- _Job_
Search the material below for the word "date" and copy every line in which it occurs.

___ Records to use

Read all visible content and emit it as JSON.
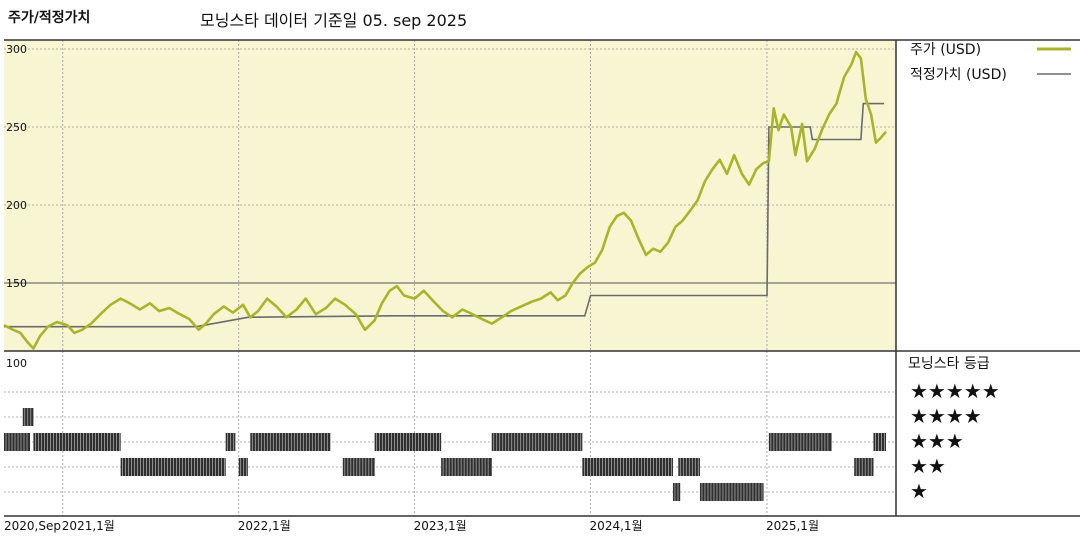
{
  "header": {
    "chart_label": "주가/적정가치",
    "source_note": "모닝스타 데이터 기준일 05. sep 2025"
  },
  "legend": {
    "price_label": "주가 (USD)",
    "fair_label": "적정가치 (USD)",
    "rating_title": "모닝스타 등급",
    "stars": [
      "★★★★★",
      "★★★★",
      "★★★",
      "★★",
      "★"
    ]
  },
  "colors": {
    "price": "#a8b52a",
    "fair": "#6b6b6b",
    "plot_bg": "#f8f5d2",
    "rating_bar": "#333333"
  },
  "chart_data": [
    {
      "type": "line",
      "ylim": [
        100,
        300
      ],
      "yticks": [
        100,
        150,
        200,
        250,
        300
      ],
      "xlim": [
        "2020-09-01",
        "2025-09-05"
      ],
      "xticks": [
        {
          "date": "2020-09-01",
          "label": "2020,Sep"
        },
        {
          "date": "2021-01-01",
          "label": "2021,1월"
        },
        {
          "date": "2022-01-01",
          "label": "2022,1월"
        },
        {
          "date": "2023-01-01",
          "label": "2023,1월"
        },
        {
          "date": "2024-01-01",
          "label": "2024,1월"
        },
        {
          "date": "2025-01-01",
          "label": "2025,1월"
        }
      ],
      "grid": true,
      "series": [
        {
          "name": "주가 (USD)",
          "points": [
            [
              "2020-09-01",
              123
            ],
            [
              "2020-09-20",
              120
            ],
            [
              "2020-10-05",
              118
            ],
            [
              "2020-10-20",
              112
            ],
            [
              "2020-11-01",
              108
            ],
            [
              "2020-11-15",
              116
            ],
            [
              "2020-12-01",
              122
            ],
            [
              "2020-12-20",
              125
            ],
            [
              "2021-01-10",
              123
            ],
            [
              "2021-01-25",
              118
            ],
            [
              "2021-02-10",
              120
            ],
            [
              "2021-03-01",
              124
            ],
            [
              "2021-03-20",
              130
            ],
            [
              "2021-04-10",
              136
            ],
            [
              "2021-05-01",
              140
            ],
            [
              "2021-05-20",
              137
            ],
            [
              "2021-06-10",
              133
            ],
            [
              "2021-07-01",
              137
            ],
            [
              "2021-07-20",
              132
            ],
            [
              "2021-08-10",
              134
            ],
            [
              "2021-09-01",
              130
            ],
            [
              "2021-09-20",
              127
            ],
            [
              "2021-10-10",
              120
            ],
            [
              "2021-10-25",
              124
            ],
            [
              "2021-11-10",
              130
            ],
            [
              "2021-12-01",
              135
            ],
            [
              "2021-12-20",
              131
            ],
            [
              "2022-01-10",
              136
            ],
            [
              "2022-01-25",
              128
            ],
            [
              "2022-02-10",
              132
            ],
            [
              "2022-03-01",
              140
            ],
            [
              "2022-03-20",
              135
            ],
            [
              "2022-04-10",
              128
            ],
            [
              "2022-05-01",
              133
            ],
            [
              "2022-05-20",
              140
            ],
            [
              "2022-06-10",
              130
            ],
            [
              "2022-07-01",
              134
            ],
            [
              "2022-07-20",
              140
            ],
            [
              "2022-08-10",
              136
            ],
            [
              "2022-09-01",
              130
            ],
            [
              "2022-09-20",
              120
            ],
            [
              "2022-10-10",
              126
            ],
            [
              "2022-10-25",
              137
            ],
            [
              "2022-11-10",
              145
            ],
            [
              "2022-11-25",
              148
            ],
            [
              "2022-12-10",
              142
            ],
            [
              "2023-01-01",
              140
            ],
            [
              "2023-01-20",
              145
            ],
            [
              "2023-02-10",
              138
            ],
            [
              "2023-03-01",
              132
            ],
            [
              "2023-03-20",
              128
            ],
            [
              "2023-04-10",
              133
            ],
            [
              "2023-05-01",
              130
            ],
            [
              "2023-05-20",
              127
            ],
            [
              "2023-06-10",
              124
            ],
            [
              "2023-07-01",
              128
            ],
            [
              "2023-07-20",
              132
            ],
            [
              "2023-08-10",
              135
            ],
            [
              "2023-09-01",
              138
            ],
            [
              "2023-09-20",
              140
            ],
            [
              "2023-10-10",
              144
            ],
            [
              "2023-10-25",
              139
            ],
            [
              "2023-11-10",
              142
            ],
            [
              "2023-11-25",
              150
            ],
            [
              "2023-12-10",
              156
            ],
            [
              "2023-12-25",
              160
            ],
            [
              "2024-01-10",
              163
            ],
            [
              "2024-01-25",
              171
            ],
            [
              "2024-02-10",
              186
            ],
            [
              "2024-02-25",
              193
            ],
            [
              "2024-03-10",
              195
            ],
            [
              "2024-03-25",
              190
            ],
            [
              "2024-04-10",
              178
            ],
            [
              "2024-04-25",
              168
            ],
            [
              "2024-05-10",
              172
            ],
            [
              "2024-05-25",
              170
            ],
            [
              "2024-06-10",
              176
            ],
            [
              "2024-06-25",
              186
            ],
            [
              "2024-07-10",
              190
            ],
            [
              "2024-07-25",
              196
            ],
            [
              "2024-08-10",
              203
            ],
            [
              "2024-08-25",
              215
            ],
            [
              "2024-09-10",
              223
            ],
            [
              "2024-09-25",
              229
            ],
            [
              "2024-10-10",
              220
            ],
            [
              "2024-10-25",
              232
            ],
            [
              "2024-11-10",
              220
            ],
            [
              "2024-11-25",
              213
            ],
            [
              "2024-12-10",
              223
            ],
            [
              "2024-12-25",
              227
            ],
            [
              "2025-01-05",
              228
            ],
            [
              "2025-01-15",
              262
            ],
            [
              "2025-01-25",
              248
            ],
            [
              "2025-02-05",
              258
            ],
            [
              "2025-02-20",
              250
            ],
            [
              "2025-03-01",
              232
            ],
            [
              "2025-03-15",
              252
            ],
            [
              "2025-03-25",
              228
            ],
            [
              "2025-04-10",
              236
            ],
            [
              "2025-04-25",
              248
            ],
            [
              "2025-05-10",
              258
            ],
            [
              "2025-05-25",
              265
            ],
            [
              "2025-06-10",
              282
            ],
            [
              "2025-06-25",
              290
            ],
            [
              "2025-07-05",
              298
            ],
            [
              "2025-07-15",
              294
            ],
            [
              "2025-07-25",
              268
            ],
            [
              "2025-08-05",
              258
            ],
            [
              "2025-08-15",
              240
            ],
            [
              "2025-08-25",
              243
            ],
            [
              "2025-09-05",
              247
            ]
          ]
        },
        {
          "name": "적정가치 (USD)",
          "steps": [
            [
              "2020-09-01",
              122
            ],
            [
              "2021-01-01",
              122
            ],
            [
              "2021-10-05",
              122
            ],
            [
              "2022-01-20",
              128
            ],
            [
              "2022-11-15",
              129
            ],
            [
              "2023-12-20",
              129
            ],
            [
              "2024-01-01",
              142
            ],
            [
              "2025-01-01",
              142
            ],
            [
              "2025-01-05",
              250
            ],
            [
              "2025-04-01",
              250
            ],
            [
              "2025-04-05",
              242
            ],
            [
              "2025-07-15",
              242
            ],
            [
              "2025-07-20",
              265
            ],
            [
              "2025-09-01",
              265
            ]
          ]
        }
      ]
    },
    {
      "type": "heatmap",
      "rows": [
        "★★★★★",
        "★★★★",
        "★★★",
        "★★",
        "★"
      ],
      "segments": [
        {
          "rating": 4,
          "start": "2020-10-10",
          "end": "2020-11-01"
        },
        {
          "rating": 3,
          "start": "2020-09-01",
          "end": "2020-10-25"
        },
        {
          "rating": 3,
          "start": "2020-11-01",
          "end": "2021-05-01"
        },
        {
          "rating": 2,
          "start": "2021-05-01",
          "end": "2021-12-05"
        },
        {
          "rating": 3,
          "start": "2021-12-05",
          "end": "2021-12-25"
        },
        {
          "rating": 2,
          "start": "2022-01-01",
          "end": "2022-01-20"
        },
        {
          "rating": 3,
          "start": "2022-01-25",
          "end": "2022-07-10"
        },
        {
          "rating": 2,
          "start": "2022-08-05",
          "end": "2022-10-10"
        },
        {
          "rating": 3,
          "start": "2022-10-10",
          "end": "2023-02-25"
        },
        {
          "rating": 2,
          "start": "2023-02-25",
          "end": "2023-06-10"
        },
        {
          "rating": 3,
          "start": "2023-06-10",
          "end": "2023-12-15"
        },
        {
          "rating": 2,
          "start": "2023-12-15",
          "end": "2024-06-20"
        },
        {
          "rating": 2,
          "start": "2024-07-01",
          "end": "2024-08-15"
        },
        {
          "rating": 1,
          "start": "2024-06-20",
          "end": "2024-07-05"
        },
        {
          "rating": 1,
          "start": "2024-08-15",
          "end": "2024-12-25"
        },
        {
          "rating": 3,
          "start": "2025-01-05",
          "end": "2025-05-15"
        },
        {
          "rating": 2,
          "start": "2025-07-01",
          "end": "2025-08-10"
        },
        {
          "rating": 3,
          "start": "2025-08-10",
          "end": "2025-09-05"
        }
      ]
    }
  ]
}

______

- _Exercise solution_
          "date": "2020-09-01",
          "date": "2021-01-01",
          "date": "2022-01-01",
          "date": "2023-01-01",
          "date": "2024-01-01",
          "date": "2025-01-01",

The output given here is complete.